_WRITTEN EXERCISE_.
Gather up every line from the entries below that uses the word "RESOLVED".

_Extracted data entries_.
◆ ◆ ◆ ◆ ◆ ◆ ◆
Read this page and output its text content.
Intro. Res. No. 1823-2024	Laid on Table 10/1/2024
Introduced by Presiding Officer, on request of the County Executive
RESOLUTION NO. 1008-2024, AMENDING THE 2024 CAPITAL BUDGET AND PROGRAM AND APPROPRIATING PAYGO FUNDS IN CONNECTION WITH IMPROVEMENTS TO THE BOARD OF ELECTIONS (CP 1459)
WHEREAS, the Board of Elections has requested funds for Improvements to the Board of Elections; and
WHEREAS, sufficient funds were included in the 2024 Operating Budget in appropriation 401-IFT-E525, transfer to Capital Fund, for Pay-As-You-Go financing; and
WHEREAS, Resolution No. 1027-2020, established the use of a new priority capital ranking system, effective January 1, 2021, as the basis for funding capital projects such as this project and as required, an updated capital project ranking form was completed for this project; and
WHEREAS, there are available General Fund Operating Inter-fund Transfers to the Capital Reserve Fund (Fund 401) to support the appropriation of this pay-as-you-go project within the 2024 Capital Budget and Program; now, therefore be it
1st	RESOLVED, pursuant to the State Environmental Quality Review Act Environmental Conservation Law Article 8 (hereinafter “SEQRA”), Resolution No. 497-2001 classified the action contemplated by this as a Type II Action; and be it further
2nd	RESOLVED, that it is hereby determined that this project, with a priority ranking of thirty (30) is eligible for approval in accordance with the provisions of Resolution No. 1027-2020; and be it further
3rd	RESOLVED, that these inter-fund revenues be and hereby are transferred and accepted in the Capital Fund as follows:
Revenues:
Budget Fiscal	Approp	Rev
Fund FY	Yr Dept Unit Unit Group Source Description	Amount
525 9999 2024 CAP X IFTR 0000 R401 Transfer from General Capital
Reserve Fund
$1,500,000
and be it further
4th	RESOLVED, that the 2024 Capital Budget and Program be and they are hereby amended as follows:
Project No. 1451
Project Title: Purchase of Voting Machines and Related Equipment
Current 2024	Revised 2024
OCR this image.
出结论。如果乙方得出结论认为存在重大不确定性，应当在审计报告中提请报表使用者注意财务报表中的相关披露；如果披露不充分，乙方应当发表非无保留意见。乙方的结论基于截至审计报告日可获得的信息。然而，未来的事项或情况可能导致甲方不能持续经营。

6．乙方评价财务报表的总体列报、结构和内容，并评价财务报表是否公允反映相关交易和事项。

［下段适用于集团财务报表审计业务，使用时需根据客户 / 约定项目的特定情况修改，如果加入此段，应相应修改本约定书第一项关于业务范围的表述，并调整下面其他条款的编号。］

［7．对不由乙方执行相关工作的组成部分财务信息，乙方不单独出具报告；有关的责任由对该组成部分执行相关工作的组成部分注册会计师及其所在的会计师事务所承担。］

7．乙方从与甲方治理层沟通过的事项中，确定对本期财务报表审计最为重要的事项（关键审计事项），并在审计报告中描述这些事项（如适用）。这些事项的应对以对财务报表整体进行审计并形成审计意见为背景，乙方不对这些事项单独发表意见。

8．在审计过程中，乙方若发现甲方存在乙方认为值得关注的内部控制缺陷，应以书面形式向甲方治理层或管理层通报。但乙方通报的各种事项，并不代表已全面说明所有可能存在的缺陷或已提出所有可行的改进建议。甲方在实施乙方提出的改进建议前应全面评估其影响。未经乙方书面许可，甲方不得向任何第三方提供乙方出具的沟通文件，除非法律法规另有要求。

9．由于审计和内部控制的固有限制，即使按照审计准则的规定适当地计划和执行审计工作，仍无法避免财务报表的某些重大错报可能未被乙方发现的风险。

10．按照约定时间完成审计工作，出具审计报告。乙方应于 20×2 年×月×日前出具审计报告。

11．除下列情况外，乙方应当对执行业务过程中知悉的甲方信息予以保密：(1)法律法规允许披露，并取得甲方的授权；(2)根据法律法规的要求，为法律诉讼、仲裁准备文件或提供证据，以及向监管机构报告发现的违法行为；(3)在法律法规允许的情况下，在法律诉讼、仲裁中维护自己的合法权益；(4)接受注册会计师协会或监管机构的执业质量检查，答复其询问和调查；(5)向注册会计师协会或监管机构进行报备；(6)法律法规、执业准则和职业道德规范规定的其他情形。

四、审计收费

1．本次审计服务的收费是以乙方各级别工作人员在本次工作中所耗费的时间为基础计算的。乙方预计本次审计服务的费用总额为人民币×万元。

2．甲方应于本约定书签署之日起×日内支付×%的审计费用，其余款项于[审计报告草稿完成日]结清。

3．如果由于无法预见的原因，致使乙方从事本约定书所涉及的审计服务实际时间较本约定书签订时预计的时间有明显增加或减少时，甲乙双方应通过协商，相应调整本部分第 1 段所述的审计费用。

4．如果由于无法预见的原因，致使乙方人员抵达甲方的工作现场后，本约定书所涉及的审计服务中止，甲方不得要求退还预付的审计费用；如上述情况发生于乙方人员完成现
◆ ◆ ◆ ◆ ◆ ◆ ◆
_THE REPLY_.
1st	RESOLVED, pursuant to the State Environmental Quality Review Act Environmental Conservation Law Article 8 (hereinafter “SEQRA”), Resolution No. 497-2001 classified the action contemplated by this as a Type II Action; and be it further
2nd	RESOLVED, that it is hereby determined that this project, with a priority ranking of thirty (30) is eligible for approval in accordance with the provisions of Resolution No. 1027-2020; and be it further
3rd	RESOLVED, that these inter-fund revenues be and hereby are transferred and accepted in the Capital Fund as follows:
4th	RESOLVED, that the 2024 Capital Budget and Program be and they are hereby amended as follows:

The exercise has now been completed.